• _问题_
你能从这篇讲Django使用Celery踩坑记录的文章最后一句之后接着续写吗？

• _所给文章_
+++
Django使用Celery

最新推荐文章于 2024-10-10 14:52:51 发布

ButFlyzzZ

最新推荐文章于 2024-10-10 14:52:51 发布

阅读量1.8k

点赞数 2

分类专栏： Python 文章标签： celery python3 django

本文链接：https://blog.csdn.net/qq_29113041/article/details/93595084

版权

Python 专栏收录该内容

25 篇文章 1 订阅

订阅专栏

0X-1 踩坑记录

2019-7-6踩坑

场景描述：投放两个任务对数据表同一条记录的不同字段进行更新。问题在于两个任务要不是A任务没有更新成功，要不就是B任务没有更新成功，总是有字段没有更新成功。该问题在Worker数量>1才会出现，因为Worker数量等于1时，所有的Task是线性执行的，存在多个Worker的话，多个任务会并行执行。

后经查阅资料发现，这是由于Django ORM的save方法引起的，当进行了UPDATE操作后，save的时候UPDATE的是这条记录的所有字段，而不是更新的那个字段。如果别的字段在该事务提交之前被更新了，那么该事务提交的时候将会把脏数据更新到数据库。
+++
• _提取条目_
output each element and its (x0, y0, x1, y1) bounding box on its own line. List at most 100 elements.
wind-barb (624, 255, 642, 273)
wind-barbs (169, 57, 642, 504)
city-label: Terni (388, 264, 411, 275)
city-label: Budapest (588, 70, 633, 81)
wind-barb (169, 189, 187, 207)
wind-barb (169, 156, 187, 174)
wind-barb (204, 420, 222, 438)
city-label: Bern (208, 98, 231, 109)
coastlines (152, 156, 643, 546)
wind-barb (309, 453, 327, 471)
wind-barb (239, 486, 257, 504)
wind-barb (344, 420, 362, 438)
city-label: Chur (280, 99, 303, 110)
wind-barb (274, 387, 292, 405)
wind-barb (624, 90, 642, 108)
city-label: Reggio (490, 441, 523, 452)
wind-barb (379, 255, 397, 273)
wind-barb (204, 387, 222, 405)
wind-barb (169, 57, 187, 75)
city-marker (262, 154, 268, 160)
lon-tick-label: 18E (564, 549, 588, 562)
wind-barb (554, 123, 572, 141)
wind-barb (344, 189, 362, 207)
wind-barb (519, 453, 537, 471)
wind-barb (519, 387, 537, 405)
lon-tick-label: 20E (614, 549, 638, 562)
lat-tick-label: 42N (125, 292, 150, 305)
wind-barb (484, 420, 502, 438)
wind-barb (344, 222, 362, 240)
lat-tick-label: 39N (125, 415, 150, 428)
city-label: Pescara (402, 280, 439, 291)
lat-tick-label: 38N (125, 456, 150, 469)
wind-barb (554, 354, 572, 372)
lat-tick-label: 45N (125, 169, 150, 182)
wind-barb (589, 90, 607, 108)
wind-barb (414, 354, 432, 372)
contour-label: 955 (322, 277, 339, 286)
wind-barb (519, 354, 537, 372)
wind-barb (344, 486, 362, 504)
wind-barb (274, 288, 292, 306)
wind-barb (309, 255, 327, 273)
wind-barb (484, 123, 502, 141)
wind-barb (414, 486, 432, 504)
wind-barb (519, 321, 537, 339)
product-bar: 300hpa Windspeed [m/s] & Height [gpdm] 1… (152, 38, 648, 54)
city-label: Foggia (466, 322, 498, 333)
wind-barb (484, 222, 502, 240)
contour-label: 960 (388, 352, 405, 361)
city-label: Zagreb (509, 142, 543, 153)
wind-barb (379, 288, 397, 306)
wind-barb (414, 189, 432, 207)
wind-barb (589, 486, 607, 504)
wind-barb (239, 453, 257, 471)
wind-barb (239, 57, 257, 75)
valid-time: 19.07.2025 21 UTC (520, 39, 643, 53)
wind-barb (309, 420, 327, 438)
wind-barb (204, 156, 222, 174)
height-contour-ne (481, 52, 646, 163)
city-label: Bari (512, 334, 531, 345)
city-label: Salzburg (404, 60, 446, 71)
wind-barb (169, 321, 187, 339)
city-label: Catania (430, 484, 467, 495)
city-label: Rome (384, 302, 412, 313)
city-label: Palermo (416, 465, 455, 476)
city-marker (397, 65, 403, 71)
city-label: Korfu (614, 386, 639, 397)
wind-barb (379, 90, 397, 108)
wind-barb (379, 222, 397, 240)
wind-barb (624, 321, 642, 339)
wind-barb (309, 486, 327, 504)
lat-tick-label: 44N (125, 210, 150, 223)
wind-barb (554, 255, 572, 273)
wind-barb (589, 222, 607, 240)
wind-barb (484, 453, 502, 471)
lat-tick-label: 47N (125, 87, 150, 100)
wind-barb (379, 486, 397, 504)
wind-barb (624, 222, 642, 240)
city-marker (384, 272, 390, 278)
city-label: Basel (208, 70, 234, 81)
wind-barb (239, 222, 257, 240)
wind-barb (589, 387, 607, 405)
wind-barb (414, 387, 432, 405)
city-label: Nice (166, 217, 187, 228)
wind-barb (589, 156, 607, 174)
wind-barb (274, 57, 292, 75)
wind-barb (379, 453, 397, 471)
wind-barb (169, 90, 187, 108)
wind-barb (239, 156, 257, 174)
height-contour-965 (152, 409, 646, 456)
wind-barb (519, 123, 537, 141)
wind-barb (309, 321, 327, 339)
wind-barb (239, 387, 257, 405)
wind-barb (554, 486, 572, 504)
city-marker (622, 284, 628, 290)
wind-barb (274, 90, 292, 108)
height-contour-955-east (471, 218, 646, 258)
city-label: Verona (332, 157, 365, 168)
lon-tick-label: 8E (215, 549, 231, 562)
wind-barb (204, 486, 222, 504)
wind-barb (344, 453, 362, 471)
+++
• _书面回答_
解决方法：save的时候指定更新的字段，仅仅更新那个字段

obj.save(update_fields=['name'])

传送门：https://blog.csdn.net/yongche_shi/article/details/49096043

0X00 什么是Celery

任务队列是一种在线程或机器间分发任务的机制。

消息队列的输入是工作的一个单元，称为任务，独立的职程（Worker）进程持续监视队列中是否有需要处理的新任务。

Celery 用消息通信，通常使用中间人（Broker）在客户端和职程间斡旋。这个过程从客户端向队列添加消息开始，之后中间人把消息派送给职程。

Celery 系统可包含多个职程和中间人，以此获得高可用性和横向扩展能力。

Celery 是用 Python 编写的，但协议可以用任何语言实现。迄今，已有 Ruby 实现的 RCelery 、node.js 实现的 node-celery 以及一个 PHP 客户端，语言互通也可以通过 using webhooks 实现。

0X01 DEMO

1.编写一个应用，tasks.py

from celery import Celery

app = Celery('tasks', broker='amqp://guest@localhost//')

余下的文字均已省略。